Figure contents as structured data
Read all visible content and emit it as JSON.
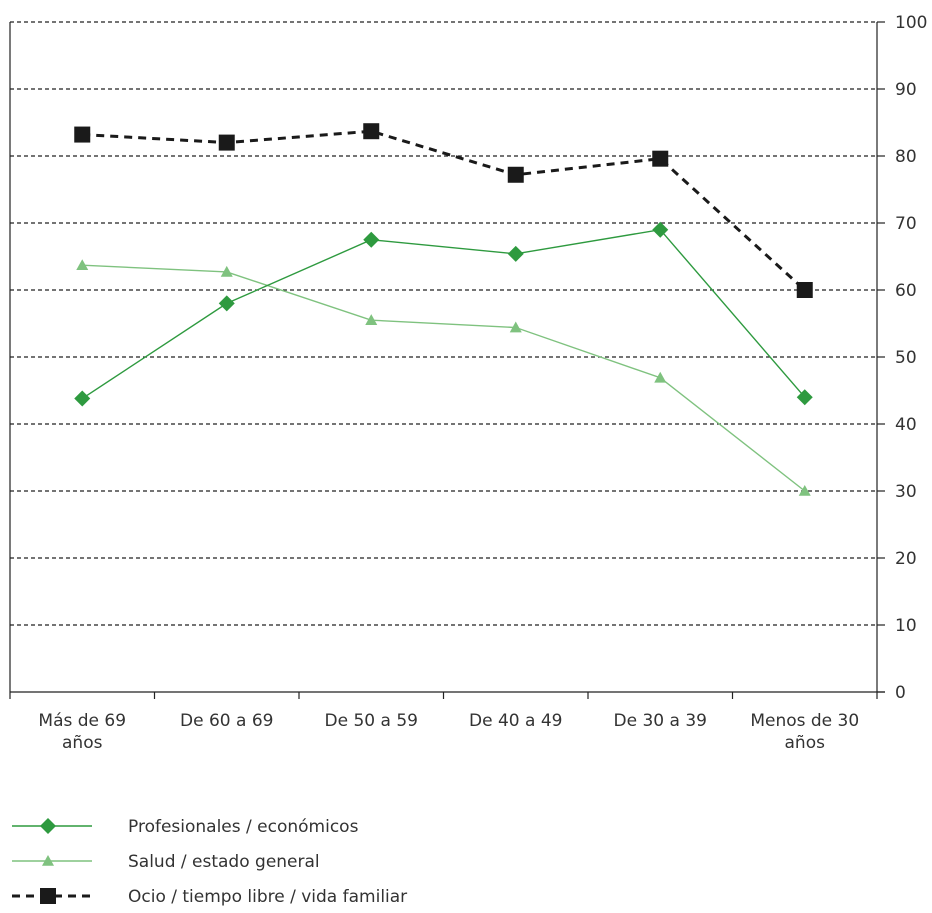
{
  "chart_data": {
    "type": "line",
    "categories": [
      [
        "Más de 69",
        "años"
      ],
      [
        "De 60 a 69"
      ],
      [
        "De 50 a 59"
      ],
      [
        "De 40 a 49"
      ],
      [
        "De 30 a 39"
      ],
      [
        "Menos de 30",
        "años"
      ]
    ],
    "ylim": [
      0,
      100
    ],
    "yticks": [
      0,
      10,
      20,
      30,
      40,
      50,
      60,
      70,
      80,
      90,
      100
    ],
    "y_axis_side": "right",
    "grid": true,
    "legend_position": "bottom-left",
    "series": [
      {
        "name": "Profesionales / económicos",
        "values": [
          43.8,
          58.0,
          67.5,
          65.4,
          69.0,
          44.0
        ],
        "color": "#2e9a3f",
        "marker": "diamond",
        "line_style": "solid"
      },
      {
        "name": "Salud / estado general",
        "values": [
          63.7,
          62.7,
          55.5,
          54.4,
          46.9,
          30.0
        ],
        "color": "#7fc27f",
        "marker": "triangle",
        "line_style": "solid"
      },
      {
        "name": "Ocio / tiempo libre / vida familiar",
        "values": [
          83.2,
          82.0,
          83.7,
          77.2,
          79.6,
          60.0
        ],
        "color": "#1a1a1a",
        "marker": "square",
        "line_style": "dashed"
      }
    ]
  }
}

• Set problem: Where a line holds the string "color", copy that line.

• Output below:
        "color": "#2e9a3f",
        "color": "#7fc27f",
        "color": "#1a1a1a",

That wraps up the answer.